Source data
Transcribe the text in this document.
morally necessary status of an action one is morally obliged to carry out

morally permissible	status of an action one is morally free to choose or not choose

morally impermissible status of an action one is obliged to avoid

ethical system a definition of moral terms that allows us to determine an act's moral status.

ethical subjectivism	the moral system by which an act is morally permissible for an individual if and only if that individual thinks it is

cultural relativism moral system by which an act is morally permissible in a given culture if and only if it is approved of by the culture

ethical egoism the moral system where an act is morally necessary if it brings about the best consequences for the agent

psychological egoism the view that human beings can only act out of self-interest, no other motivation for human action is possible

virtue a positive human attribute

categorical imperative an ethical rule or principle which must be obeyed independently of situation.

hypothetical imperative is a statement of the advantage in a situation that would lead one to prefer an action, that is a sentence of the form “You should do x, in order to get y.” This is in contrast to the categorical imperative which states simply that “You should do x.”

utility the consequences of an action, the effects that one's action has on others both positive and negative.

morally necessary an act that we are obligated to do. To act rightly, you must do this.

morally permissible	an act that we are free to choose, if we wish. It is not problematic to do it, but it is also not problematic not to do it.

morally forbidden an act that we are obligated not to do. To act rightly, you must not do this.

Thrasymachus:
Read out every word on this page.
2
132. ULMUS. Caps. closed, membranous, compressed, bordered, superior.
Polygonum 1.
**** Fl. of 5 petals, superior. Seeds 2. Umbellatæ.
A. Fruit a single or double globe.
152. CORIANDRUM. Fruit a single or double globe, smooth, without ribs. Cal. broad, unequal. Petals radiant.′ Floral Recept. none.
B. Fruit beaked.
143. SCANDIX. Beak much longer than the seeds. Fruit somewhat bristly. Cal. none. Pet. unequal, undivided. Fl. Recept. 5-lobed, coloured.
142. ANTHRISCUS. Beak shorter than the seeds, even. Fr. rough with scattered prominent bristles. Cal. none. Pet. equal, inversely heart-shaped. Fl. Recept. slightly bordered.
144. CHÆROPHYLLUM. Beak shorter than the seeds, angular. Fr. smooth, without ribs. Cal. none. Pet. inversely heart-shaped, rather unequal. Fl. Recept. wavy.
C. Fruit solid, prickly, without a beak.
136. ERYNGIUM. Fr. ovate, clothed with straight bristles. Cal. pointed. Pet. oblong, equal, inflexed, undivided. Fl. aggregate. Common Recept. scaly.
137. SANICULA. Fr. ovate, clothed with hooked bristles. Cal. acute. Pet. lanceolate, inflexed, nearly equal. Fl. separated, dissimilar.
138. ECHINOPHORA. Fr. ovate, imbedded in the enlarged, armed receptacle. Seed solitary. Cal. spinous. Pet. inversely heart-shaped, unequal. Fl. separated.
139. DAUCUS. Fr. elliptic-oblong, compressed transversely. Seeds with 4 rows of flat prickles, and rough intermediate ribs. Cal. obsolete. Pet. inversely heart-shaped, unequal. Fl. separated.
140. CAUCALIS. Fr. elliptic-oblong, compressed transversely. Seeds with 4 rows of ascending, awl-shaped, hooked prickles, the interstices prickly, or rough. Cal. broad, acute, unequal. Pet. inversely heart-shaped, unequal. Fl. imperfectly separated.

INSTRUCTIONS TO FOLLOW | Restate every record exactly, leaving nothing out.

EXERCISE SOLUTION |
Transcribe the text in this document.
morally necessary status of an action one is morally obliged to carry out

morally permissible	status of an action one is morally free to choose or not choose

morally impermissible status of an action one is obliged to avoid

ethical system a definition of moral terms that allows us to determine an act's moral status.

ethical subjectivism	the moral system by which an act is morally permissible for an individual if and only if that individual thinks it is

cultural relativism moral system by which an act is morally permissible in a given culture if and only if it is approved of by the culture

ethical egoism the moral system where an act is morally necessary if it brings about the best consequences for the agent

psychological egoism the view that human beings can only act out of self-interest, no other motivation for human action is possible

virtue a positive human attribute

categorical imperative an ethical rule or principle which must be obeyed independently of situation.

hypothetical imperative is a statement of the advantage in a situation that would lead one to prefer an action, that is a sentence of the form “You should do x, in order to get y.” This is in contrast to the categorical imperative which states simply that “You should do x.”

utility the consequences of an action, the effects that one's action has on others both positive and negative.

morally necessary an act that we are obligated to do. To act rightly, you must do this.

morally permissible	an act that we are free to choose, if we wish. It is not problematic to do it, but it is also not problematic not to do it.

morally forbidden an act that we are obligated not to do. To act rightly, you must not do this.

Thrasymachus:
Read out every word on this page.
2
132. ULMUS. Caps. closed, membranous, compressed, bordered, superior.
Polygonum 1.
**** Fl. of 5 petals, superior. Seeds 2. Umbellatæ.
A. Fruit a single or double globe.
152. CORIANDRUM. Fruit a single or double globe, smooth, without ribs. Cal. broad, unequal. Petals radiant.′ Floral Recept. none.
B. Fruit beaked.
143. SCANDIX. Beak much longer than the seeds. Fruit somewhat bristly. Cal. none. Pet. unequal, undivided. Fl. Recept. 5-lobed, coloured.
142. ANTHRISCUS. Beak shorter than the seeds, even. Fr. rough with scattered prominent bristles. Cal. none. Pet. equal, inversely heart-shaped. Fl. Recept. slightly bordered.
144. CHÆROPHYLLUM. Beak shorter than the seeds, angular. Fr. smooth, without ribs. Cal. none. Pet. inversely heart-shaped, rather unequal. Fl. Recept. wavy.
C. Fruit solid, prickly, without a beak.
136. ERYNGIUM. Fr. ovate, clothed with straight bristles. Cal. pointed. Pet. oblong, equal, inflexed, undivided. Fl. aggregate. Common Recept. scaly.
137. SANICULA. Fr. ovate, clothed with hooked bristles. Cal. acute. Pet. lanceolate, inflexed, nearly equal. Fl. separated, dissimilar.
138. ECHINOPHORA. Fr. ovate, imbedded in the enlarged, armed receptacle. Seed solitary. Cal. spinous. Pet. inversely heart-shaped, unequal. Fl. separated.
139. DAUCUS. Fr. elliptic-oblong, compressed transversely. Seeds with 4 rows of flat prickles, and rough intermediate ribs. Cal. obsolete. Pet. inversely heart-shaped, unequal. Fl. separated.
140. CAUCALIS. Fr. elliptic-oblong, compressed transversely. Seeds with 4 rows of ascending, awl-shaped, hooked prickles, the interstices prickly, or rough. Cal. broad, acute, unequal. Pet. inversely heart-shaped, unequal. Fl. imperfectly separated.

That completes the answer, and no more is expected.